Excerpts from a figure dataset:
·····
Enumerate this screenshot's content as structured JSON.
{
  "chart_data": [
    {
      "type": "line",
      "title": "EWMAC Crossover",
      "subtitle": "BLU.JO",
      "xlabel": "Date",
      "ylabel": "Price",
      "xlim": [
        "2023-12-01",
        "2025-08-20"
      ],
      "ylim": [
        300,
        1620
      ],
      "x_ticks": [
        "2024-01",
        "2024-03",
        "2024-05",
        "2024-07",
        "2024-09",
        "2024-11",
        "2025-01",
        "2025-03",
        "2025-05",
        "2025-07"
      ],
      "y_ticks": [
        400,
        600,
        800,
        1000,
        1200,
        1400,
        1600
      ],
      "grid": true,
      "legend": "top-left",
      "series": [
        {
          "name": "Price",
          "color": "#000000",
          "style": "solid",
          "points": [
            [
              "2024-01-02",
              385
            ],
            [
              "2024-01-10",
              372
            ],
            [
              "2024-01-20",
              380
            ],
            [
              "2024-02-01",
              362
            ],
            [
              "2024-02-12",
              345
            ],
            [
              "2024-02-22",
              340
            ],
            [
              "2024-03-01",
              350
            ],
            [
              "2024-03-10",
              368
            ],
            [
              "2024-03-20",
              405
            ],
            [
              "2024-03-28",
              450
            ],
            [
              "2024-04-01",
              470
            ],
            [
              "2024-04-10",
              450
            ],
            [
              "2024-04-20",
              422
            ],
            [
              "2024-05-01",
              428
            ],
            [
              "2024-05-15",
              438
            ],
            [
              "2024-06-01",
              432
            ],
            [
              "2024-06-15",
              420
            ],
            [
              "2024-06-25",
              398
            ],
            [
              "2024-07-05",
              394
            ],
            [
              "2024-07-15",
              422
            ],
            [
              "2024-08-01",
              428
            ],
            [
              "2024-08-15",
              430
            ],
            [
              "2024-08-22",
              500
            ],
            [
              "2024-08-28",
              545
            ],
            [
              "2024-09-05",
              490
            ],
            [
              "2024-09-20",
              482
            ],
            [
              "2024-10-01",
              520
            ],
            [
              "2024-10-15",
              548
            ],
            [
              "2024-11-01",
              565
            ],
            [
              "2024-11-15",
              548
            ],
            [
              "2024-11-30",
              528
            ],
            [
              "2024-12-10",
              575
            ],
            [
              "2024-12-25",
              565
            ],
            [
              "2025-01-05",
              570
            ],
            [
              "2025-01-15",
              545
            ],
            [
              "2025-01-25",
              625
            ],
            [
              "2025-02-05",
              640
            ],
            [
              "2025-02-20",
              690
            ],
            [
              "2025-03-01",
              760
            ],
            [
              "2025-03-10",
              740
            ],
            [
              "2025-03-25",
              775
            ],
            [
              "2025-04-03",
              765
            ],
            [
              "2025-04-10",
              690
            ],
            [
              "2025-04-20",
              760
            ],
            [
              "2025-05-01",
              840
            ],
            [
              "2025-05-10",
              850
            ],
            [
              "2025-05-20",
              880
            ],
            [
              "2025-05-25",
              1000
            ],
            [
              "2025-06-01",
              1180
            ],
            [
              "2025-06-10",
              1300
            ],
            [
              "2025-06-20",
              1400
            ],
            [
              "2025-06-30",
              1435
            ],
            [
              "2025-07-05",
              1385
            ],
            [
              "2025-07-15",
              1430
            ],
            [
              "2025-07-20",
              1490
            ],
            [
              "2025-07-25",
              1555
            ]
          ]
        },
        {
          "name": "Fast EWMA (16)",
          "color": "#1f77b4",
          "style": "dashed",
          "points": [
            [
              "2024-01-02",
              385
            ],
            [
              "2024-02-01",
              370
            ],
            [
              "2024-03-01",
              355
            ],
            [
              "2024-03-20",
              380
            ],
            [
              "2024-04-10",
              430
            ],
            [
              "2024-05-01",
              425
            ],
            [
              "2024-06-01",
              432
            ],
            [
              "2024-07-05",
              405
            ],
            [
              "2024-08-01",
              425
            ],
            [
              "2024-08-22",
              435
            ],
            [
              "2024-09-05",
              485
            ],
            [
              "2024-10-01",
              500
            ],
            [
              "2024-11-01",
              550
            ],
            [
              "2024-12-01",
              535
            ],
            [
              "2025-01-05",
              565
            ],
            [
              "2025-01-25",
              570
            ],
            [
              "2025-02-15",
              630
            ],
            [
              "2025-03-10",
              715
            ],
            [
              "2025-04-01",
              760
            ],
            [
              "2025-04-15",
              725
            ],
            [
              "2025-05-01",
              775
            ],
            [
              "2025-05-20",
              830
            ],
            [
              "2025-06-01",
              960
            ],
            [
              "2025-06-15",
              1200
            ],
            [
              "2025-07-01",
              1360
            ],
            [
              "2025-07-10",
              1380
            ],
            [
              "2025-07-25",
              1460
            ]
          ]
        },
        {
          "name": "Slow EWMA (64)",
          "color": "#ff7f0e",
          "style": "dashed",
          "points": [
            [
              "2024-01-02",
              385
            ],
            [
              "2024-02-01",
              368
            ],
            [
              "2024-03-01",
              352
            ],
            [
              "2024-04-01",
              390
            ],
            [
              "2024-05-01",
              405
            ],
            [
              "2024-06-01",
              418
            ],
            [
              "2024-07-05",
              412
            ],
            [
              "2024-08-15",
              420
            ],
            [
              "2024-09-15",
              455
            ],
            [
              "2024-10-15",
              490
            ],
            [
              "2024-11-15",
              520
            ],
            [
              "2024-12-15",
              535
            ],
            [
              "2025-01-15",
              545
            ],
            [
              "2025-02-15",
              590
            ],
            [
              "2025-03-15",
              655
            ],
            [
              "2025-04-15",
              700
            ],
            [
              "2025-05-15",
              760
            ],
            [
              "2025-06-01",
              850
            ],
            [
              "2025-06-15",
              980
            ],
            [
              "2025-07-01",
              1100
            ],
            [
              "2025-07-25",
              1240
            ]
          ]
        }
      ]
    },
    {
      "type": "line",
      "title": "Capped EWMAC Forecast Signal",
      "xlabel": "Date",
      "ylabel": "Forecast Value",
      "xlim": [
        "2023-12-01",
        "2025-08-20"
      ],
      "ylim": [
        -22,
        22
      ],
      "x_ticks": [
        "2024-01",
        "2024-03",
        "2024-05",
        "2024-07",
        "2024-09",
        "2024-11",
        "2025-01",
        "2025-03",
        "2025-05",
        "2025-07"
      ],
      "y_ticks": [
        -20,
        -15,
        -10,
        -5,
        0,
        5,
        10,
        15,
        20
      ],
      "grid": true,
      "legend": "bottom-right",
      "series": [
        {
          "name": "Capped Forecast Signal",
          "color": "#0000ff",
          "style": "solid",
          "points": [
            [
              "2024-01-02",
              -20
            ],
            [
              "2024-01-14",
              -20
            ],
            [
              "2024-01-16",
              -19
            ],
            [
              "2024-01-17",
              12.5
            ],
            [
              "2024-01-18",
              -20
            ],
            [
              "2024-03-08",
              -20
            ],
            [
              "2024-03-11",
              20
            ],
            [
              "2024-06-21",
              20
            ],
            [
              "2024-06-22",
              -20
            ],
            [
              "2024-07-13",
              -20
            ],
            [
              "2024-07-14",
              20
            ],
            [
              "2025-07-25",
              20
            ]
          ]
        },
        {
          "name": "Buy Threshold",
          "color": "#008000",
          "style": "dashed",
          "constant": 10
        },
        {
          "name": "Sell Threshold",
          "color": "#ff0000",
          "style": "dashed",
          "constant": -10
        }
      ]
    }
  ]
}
·····
EXERCISE AIM — Your task is to repeat every line exactly.

EXERCISE OUTPUT —
Enumerate this screenshot's content as structured JSON.
{
  "chart_data": [
    {
      "type": "line",
      "title": "EWMAC Crossover",
      "subtitle": "BLU.JO",
      "xlabel": "Date",
      "ylabel": "Price",
      "xlim": [
        "2023-12-01",
        "2025-08-20"
      ],
      "ylim": [
        300,
        1620
      ],
      "x_ticks": [
        "2024-01",
        "2024-03",
        "2024-05",
        "2024-07",
        "2024-09",
        "2024-11",
        "2025-01",
        "2025-03",
        "2025-05",
        "2025-07"
      ],
      "y_ticks": [
        400,
        600,
        800,
        1000,
        1200,
        1400,
        1600
      ],
      "grid": true,
      "legend": "top-left",
      "series": [
        {
          "name": "Price",
          "color": "#000000",
          "style": "solid",
          "points": [
            [
              "2024-01-02",
              385
            ],
            [
              "2024-01-10",
              372
            ],
            [
              "2024-01-20",
              380
            ],
            [
              "2024-02-01",
              362
            ],
            [
              "2024-02-12",
              345
            ],
            [
              "2024-02-22",
              340
            ],
            [
              "2024-03-01",
              350
            ],
            [
              "2024-03-10",
              368
            ],
            [
              "2024-03-20",
              405
            ],
            [
              "2024-03-28",
              450
            ],
            [
              "2024-04-01",
              470
            ],
            [
              "2024-04-10",
              450
            ],
            [
              "2024-04-20",
              422
            ],
            [
              "2024-05-01",
              428
            ],
            [
              "2024-05-15",
              438
            ],
            [
              "2024-06-01",
              432
            ],
            [
              "2024-06-15",
              420
            ],
            [
              "2024-06-25",
              398
            ],
            [
              "2024-07-05",
              394
            ],
            [
              "2024-07-15",
              422
            ],
            [
              "2024-08-01",
              428
            ],
            [
              "2024-08-15",
              430
            ],
            [
              "2024-08-22",
              500
            ],
            [
              "2024-08-28",
              545
            ],
            [
              "2024-09-05",
              490
            ],
            [
              "2024-09-20",
              482
            ],
            [
              "2024-10-01",
              520
            ],
            [
              "2024-10-15",
              548
            ],
            [
              "2024-11-01",
              565
            ],
            [
              "2024-11-15",
              548
            ],
            [
              "2024-11-30",
              528
            ],
            [
              "2024-12-10",
              575
            ],
            [
              "2024-12-25",
              565
            ],
            [
              "2025-01-05",
              570
            ],
            [
              "2025-01-15",
              545
            ],
            [
              "2025-01-25",
              625
            ],
            [
              "2025-02-05",
              640
            ],
            [
              "2025-02-20",
              690
            ],
            [
              "2025-03-01",
              760
            ],
            [
              "2025-03-10",
              740
            ],
            [
              "2025-03-25",
              775
            ],
            [
              "2025-04-03",
              765
            ],
            [
              "2025-04-10",
              690
            ],
            [
              "2025-04-20",
              760
            ],
            [
              "2025-05-01",
              840
            ],
            [
              "2025-05-10",
              850
            ],
            [
              "2025-05-20",
              880
            ],
            [
              "2025-05-25",
              1000
            ],
            [
              "2025-06-01",
              1180
            ],
            [
              "2025-06-10",
              1300
            ],
            [
              "2025-06-20",
              1400
            ],
            [
              "2025-06-30",
              1435
            ],
            [
              "2025-07-05",
              1385
            ],
            [
              "2025-07-15",
              1430
            ],
            [
              "2025-07-20",
              1490
            ],
            [
              "2025-07-25",
              1555
            ]
          ]
        },
        {
          "name": "Fast EWMA (16)",
          "color": "#1f77b4",
          "style": "dashed",
          "points": [
            [
              "2024-01-02",
              385
            ],
            [
              "2024-02-01",
              370
            ],
            [
              "2024-03-01",
              355
            ],
            [
              "2024-03-20",
              380
            ],
            [
              "2024-04-10",
              430
            ],
            [
              "2024-05-01",
              425
            ],
            [
              "2024-06-01",
              432
            ],
            [
              "2024-07-05",
              405
            ],
            [
              "2024-08-01",
              425
            ],
            [
              "2024-08-22",
              435
            ],
            [
              "2024-09-05",
              485
            ],
            [
              "2024-10-01",
              500
            ],
            [
              "2024-11-01",
              550
            ],
            [
              "2024-12-01",
              535
            ],
            [
              "2025-01-05",
              565
            ],
            [
              "2025-01-25",
              570
            ],
            [
              "2025-02-15",
              630
            ],
            [
              "2025-03-10",
              715
            ],
            [
              "2025-04-01",
              760
            ],
            [
              "2025-04-15",
              725
            ],
            [
              "2025-05-01",
              775
            ],
            [
              "2025-05-20",
              830
            ],
            [
              "2025-06-01",
              960
            ],
            [
              "2025-06-15",
              1200
            ],
            [
              "2025-07-01",
              1360
            ],
            [
              "2025-07-10",
              1380
            ],
            [
              "2025-07-25",
              1460
            ]
          ]
        },
        {
          "name": "Slow EWMA (64)",
          "color": "#ff7f0e",
          "style": "dashed",
          "points": [
            [
              "2024-01-02",
              385
            ],
            [
              "2024-02-01",
              368
            ],
            [
              "2024-03-01",
              352
            ],
            [
              "2024-04-01",
              390
            ],
            [
              "2024-05-01",
              405
            ],
            [
              "2024-06-01",
              418
            ],
            [
              "2024-07-05",
              412
            ],
            [
              "2024-08-15",
              420
            ],
            [
              "2024-09-15",
              455
            ],
            [
              "2024-10-15",
              490
            ],
            [
              "2024-11-15",
              520
            ],
            [
              "2024-12-15",
              535
            ],
            [
              "2025-01-15",
              545
            ],
            [
              "2025-02-15",
              590
            ],
            [
              "2025-03-15",
              655
            ],
            [
              "2025-04-15",
              700
            ],
            [
              "2025-05-15",
              760
            ],
            [
              "2025-06-01",
              850
            ],
            [
              "2025-06-15",
              980
            ],
            [
              "2025-07-01",
              1100
            ],
            [
              "2025-07-25",
              1240
            ]
          ]
        }
      ]
    },
    {
      "type": "line",
      "title": "Capped EWMAC Forecast Signal",
      "xlabel": "Date",
      "ylabel": "Forecast Value",
      "xlim": [
        "2023-12-01",
        "2025-08-20"
      ],
      "ylim": [
        -22,
        22
      ],
      "x_ticks": [
        "2024-01",
        "2024-03",
        "2024-05",
        "2024-07",
        "2024-09",
        "2024-11",
        "2025-01",
        "2025-03",
        "2025-05",
        "2025-07"
      ],
      "y_ticks": [
        -20,
        -15,
        -10,
        -5,
        0,
        5,
        10,
        15,
        20
      ],
      "grid": true,
      "legend": "bottom-right",
      "series": [
        {
          "name": "Capped Forecast Signal",
          "color": "#0000ff",
          "style": "solid",
          "points": [
            [
              "2024-01-02",
              -20
            ],
            [
              "2024-01-14",
              -20
            ],
            [
              "2024-01-16",
              -19
            ],
            [
              "2024-01-17",
              12.5
            ],
            [
              "2024-01-18",
              -20
            ],
            [
              "2024-03-08",
              -20
            ],
            [
              "2024-03-11",
              20
            ],
            [
              "2024-06-21",
              20
            ],
            [
              "2024-06-22",
              -20
            ],
            [
              "2024-07-13",
              -20
            ],
            [
              "2024-07-14",
              20
            ],
            [
              "2025-07-25",
              20
            ]
          ]
        },
        {
          "name": "Buy Threshold",
          "color": "#008000",
          "style": "dashed",
          "constant": 10
        },
        {
          "name": "Sell Threshold",
          "color": "#ff0000",
          "style": "dashed",
          "constant": -10
        }
      ]
    }
  ]
}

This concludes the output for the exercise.